### Directive
Search the listing for the string "Mileto" and copy every line that contains it.

***** Data listing *****

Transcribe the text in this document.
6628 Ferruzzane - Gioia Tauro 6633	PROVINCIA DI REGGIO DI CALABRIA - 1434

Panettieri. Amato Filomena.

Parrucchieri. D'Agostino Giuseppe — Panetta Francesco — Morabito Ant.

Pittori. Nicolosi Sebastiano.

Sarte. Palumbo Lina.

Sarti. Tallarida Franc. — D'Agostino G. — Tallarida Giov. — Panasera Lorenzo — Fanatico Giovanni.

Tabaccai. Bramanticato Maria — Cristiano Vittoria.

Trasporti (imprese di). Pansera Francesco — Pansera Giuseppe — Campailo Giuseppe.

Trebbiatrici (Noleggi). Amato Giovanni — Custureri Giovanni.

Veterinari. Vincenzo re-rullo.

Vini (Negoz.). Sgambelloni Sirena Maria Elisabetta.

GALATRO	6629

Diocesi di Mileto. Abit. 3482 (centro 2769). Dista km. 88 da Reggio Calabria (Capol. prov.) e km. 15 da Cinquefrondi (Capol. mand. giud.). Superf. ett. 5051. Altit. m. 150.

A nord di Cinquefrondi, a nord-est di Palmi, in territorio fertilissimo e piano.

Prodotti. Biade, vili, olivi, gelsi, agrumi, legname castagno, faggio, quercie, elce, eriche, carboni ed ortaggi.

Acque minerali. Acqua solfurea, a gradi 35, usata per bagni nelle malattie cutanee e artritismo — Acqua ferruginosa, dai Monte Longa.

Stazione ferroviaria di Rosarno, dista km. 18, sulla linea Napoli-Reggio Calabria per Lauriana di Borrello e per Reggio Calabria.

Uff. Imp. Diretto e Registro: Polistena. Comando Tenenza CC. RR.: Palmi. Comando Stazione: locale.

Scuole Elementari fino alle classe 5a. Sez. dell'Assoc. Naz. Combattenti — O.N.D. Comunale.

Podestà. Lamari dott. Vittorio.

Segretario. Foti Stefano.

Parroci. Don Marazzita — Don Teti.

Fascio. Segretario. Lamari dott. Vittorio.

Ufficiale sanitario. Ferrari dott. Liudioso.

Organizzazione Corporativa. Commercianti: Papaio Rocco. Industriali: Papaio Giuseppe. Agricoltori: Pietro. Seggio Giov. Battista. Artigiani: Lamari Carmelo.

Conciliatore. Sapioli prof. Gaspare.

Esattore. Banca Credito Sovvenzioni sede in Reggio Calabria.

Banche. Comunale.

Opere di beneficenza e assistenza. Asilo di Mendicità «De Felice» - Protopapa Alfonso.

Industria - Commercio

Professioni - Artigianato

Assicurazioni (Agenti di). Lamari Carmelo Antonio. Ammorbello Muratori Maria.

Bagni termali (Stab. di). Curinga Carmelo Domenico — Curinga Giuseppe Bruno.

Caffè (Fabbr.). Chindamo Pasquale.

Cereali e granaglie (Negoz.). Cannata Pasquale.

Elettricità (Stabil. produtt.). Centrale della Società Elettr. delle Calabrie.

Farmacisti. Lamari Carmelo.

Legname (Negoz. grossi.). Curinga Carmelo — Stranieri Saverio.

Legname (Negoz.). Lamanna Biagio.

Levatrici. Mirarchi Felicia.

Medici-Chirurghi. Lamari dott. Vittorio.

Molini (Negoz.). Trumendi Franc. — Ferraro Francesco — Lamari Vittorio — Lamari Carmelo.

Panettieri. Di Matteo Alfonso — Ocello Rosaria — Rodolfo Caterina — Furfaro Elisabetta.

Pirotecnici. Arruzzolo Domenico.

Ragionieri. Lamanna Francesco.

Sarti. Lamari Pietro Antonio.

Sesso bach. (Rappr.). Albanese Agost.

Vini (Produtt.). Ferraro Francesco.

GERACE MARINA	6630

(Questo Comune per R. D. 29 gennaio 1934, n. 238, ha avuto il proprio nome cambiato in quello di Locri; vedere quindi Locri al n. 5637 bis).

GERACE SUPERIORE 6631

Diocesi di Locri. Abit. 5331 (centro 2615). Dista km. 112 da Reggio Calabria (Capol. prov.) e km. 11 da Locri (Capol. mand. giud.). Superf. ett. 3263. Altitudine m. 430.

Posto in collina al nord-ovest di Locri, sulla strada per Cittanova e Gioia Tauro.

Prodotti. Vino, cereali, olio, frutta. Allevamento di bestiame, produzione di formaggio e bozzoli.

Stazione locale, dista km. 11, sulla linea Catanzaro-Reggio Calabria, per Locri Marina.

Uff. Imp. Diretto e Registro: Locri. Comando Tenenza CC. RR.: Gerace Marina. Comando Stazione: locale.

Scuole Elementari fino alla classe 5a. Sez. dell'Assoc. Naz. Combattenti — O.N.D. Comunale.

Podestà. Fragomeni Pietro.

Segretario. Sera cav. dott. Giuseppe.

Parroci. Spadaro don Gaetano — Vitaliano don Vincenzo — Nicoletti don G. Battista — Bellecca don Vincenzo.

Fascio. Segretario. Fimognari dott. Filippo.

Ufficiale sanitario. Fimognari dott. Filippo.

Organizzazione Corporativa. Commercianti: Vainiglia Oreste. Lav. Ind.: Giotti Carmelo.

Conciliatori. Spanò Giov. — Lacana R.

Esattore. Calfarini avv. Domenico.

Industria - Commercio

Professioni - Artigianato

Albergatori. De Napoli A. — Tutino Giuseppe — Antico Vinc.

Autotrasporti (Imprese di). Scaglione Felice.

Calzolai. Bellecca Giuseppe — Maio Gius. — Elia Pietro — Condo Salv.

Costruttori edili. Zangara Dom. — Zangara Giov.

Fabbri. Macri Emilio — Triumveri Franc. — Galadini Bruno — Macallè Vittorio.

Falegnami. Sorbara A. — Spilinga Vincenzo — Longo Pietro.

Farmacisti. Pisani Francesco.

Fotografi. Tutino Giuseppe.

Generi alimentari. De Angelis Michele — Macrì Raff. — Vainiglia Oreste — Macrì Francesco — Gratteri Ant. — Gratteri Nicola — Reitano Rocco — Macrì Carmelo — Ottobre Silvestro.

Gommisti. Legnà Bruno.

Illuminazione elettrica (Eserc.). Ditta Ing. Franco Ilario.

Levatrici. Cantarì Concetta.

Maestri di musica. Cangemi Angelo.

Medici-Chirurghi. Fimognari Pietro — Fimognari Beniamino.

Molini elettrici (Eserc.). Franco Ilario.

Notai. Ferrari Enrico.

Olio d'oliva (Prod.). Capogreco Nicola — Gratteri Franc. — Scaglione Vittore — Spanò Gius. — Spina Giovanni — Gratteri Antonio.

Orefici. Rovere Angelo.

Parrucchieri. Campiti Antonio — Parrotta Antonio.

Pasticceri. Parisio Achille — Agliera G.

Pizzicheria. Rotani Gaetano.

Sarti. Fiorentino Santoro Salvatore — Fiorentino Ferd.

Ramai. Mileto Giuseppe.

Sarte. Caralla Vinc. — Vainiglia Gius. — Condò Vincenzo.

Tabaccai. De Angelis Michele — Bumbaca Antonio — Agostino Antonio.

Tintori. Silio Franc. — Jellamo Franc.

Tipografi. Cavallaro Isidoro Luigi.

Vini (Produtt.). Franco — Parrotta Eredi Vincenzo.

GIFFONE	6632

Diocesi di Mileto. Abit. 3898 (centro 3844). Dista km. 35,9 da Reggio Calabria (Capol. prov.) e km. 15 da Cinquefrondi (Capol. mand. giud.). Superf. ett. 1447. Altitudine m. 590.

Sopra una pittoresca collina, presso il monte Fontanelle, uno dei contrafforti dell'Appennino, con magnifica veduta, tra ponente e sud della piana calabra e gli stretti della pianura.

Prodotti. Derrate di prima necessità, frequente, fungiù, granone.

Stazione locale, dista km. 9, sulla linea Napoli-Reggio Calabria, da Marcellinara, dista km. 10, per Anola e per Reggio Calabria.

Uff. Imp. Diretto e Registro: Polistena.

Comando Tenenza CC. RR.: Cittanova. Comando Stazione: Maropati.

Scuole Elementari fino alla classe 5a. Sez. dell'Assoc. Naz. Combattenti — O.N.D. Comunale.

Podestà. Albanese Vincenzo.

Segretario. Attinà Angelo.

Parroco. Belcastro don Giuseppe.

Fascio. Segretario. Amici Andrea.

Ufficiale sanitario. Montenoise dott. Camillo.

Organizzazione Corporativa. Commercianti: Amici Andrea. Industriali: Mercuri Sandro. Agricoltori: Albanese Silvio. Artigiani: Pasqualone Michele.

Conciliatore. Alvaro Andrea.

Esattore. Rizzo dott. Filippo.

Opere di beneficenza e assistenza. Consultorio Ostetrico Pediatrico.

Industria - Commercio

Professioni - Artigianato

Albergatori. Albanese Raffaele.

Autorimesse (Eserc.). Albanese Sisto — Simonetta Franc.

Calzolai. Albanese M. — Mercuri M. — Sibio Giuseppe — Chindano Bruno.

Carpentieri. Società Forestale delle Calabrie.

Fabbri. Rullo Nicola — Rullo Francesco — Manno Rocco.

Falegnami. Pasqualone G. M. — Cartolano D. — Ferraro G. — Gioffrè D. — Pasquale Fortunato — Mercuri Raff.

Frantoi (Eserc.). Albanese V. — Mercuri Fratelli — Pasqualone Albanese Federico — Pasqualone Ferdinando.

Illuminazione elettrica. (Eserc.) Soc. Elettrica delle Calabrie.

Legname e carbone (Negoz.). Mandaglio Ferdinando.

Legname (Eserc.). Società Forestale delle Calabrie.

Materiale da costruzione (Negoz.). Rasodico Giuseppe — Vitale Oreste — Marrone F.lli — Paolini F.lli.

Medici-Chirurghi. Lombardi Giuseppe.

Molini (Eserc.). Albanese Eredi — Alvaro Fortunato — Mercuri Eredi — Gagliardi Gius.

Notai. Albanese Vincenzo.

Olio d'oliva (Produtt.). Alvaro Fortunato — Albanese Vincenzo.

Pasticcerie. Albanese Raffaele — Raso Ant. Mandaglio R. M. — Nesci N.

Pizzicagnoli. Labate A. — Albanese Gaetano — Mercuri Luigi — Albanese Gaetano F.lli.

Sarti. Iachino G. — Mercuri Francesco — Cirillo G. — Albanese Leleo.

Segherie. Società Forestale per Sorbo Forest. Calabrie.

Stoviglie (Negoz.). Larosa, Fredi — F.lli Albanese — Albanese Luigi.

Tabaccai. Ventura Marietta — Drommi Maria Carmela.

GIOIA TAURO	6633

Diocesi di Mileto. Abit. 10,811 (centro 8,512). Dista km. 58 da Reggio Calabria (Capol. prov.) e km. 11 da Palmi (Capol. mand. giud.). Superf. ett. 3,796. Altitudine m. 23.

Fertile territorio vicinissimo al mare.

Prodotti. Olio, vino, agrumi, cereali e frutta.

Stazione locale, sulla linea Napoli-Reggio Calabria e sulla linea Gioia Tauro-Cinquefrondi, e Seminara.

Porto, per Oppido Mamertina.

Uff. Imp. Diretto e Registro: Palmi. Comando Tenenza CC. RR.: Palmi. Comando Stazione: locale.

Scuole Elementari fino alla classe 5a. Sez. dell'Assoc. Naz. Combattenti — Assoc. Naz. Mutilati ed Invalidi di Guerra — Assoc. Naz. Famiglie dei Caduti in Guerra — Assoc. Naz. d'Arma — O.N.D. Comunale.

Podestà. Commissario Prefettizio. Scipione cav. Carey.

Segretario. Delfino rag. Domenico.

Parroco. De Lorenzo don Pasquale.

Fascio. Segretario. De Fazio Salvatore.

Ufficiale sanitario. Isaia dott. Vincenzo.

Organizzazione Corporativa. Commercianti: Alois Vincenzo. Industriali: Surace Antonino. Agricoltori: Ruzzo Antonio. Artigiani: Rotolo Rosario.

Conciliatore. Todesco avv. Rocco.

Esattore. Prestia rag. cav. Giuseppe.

*****

### Written response
Diocesi di Mileto. Abit. 3482 (centro 2769). Dista km. 88 da Reggio Calabria (Capol. prov.) e km. 15 da Cinquefrondi (Capol. mand. giud.). Superf. ett. 5051. Altit. m. 150.
Ramai. Mileto Giuseppe.
Diocesi di Mileto. Abit. 3898 (centro 3844). Dista km. 35,9 da Reggio Calabria (Capol. prov.) e km. 15 da Cinquefrondi (Capol. mand. giud.). Superf. ett. 1447. Altitudine m. 590.
Diocesi di Mileto. Abit. 10,811 (centro 8,512). Dista km. 58 da Reggio Calabria (Capol. prov.) e km. 11 da Palmi (Capol. mand. giud.). Superf. ett. 3,796. Altitudine m. 23.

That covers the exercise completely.